--- start of Dataset extract ---
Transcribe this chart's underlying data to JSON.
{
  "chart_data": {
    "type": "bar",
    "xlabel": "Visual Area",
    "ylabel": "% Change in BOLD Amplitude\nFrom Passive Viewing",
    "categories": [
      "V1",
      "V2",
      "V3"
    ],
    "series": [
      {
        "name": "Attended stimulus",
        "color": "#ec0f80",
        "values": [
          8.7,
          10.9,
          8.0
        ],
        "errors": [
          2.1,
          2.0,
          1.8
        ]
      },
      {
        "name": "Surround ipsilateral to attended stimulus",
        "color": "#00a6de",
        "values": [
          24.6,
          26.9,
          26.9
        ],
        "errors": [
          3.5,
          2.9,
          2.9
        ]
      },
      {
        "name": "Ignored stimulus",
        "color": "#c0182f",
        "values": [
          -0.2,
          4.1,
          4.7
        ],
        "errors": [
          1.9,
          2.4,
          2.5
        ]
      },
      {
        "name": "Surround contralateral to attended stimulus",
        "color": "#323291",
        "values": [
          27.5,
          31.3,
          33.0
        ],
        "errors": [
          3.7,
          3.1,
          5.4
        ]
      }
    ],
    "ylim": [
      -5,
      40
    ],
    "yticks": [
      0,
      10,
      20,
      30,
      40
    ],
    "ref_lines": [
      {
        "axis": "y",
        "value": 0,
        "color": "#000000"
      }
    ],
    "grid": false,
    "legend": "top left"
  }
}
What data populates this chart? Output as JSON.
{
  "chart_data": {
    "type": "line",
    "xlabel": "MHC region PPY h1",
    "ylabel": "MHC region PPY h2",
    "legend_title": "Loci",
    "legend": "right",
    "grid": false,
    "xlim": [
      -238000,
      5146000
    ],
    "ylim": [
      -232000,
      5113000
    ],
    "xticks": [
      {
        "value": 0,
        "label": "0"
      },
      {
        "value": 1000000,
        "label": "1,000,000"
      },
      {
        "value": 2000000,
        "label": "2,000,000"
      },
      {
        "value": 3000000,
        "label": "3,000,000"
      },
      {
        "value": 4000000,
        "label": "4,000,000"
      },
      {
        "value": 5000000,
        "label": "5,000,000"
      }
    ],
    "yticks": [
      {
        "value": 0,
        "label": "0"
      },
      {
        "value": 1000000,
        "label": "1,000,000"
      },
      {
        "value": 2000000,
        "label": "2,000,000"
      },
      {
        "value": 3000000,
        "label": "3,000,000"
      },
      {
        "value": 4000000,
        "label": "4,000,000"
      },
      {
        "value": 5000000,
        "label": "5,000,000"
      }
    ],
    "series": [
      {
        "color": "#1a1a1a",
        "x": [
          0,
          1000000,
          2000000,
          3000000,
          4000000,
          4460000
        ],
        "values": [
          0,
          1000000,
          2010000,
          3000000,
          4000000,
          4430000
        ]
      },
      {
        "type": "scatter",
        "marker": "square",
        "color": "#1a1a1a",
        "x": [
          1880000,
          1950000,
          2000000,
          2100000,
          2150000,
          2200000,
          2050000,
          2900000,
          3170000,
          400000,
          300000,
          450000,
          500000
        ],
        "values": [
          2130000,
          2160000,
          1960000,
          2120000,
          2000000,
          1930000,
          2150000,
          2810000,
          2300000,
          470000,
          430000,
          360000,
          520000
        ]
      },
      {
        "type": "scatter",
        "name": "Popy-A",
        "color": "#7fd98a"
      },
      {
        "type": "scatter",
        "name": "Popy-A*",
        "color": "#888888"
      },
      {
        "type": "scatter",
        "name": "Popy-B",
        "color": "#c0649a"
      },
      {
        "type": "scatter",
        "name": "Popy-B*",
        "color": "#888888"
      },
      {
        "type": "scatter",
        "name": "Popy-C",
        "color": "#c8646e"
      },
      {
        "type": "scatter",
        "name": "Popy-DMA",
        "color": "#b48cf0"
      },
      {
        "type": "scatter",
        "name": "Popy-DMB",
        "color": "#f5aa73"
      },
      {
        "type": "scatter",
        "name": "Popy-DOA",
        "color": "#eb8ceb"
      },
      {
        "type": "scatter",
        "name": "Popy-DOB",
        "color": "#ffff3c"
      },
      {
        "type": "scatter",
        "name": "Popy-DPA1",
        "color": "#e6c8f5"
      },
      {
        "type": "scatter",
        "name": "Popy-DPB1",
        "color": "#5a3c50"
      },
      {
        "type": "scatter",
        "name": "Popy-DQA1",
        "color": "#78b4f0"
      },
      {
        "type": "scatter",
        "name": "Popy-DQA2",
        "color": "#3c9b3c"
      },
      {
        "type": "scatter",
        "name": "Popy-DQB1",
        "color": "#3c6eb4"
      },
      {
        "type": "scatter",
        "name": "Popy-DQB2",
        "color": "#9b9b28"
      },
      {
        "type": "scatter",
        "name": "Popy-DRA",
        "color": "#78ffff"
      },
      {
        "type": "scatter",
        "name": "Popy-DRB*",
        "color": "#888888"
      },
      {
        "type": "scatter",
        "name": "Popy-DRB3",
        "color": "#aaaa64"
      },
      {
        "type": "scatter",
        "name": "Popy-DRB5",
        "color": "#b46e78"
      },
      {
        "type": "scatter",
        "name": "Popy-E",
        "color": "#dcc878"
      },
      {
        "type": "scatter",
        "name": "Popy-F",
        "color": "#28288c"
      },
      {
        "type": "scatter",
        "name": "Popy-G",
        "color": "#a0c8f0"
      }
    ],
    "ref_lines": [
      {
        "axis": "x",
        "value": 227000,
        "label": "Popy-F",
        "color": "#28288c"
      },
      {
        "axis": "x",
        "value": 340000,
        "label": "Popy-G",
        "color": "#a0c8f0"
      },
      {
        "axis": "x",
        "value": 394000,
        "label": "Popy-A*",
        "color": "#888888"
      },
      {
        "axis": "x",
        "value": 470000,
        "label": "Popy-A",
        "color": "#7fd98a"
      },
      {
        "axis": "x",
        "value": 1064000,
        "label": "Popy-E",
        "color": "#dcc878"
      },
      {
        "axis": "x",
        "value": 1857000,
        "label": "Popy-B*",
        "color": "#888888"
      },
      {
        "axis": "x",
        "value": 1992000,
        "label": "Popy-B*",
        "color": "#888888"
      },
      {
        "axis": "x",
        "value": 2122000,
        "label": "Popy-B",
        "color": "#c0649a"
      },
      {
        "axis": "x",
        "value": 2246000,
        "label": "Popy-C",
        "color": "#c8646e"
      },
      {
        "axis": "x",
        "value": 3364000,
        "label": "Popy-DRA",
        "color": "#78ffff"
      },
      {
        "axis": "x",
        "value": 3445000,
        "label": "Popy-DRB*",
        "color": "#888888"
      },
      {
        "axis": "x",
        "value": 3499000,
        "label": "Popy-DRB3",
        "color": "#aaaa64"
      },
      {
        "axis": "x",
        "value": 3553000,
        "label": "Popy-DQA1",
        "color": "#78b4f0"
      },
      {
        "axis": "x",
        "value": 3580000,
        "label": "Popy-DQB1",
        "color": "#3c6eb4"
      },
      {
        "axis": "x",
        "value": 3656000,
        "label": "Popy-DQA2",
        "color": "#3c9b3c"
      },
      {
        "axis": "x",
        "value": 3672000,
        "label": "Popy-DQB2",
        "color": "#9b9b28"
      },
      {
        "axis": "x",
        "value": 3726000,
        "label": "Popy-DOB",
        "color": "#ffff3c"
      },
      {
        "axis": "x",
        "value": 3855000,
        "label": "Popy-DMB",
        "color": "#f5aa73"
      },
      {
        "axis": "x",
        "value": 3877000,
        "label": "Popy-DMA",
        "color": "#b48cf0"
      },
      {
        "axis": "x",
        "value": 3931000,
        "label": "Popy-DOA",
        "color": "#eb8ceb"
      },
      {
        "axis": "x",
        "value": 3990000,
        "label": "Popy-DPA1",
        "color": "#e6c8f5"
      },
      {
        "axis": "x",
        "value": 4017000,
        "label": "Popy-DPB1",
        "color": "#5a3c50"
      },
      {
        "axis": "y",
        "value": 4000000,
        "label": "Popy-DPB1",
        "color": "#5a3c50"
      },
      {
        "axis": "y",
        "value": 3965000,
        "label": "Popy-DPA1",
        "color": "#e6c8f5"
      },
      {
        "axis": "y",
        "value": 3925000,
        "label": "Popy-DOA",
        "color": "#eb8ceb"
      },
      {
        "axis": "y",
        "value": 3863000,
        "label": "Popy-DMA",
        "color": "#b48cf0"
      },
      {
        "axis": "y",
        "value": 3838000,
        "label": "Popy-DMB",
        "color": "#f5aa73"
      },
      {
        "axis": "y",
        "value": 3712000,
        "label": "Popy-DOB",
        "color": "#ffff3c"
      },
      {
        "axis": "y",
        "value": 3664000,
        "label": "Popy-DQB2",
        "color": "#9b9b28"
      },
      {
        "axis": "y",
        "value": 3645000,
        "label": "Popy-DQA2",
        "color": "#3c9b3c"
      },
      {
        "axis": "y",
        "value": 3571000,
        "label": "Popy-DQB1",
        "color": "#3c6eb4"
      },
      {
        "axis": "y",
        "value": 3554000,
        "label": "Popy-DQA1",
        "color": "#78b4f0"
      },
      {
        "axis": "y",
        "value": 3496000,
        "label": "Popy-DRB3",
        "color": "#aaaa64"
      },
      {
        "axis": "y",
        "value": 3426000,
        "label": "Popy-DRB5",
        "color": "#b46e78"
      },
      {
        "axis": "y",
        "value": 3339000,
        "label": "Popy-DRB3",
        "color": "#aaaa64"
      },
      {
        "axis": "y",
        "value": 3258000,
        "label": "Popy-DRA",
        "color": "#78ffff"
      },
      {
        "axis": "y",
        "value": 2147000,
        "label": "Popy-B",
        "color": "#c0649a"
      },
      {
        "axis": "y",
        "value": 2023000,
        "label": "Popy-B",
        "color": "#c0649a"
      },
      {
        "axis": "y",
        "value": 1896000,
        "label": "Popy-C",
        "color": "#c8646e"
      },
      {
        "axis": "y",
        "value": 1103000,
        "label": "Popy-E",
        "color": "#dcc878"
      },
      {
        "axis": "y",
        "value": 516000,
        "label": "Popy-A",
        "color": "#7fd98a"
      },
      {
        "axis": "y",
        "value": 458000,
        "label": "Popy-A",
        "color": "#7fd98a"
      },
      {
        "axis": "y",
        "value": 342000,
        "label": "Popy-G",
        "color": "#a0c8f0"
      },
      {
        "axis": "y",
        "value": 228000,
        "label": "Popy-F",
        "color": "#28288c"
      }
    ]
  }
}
--- end of Dataset extract ---
For each line in the data above that contains the string "Surround", extract the line.

        "name": "Surround ipsilateral to attended stimulus",
        "name": "Surround contralateral to attended stimulus",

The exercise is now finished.